SET EXERCISE. Review the listing and copy each line that holds the word "label".

DATA FOR THE TASK.
++++++
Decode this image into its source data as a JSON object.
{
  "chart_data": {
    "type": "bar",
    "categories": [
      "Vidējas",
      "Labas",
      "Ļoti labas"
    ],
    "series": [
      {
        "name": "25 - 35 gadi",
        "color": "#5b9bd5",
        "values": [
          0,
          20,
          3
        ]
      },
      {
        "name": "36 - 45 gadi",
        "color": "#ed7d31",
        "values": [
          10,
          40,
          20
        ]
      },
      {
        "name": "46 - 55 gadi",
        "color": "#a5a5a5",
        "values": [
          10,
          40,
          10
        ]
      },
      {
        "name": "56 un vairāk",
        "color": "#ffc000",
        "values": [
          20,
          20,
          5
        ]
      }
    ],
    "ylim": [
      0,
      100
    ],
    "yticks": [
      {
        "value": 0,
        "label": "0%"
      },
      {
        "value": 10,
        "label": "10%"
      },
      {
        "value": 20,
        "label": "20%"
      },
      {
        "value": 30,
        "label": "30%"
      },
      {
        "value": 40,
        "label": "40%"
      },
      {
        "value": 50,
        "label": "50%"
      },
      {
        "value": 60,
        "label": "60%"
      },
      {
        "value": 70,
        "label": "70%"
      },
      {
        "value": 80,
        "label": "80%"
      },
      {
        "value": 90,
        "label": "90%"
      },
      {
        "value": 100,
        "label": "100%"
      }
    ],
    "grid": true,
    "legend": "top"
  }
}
++++++
RESPONSE FOR THIS EXERCISE.
        "label": "0%"
        "label": "10%"
        "label": "20%"
        "label": "30%"
        "label": "40%"
        "label": "50%"
        "label": "60%"
        "label": "70%"
        "label": "80%"
        "label": "90%"
        "label": "100%"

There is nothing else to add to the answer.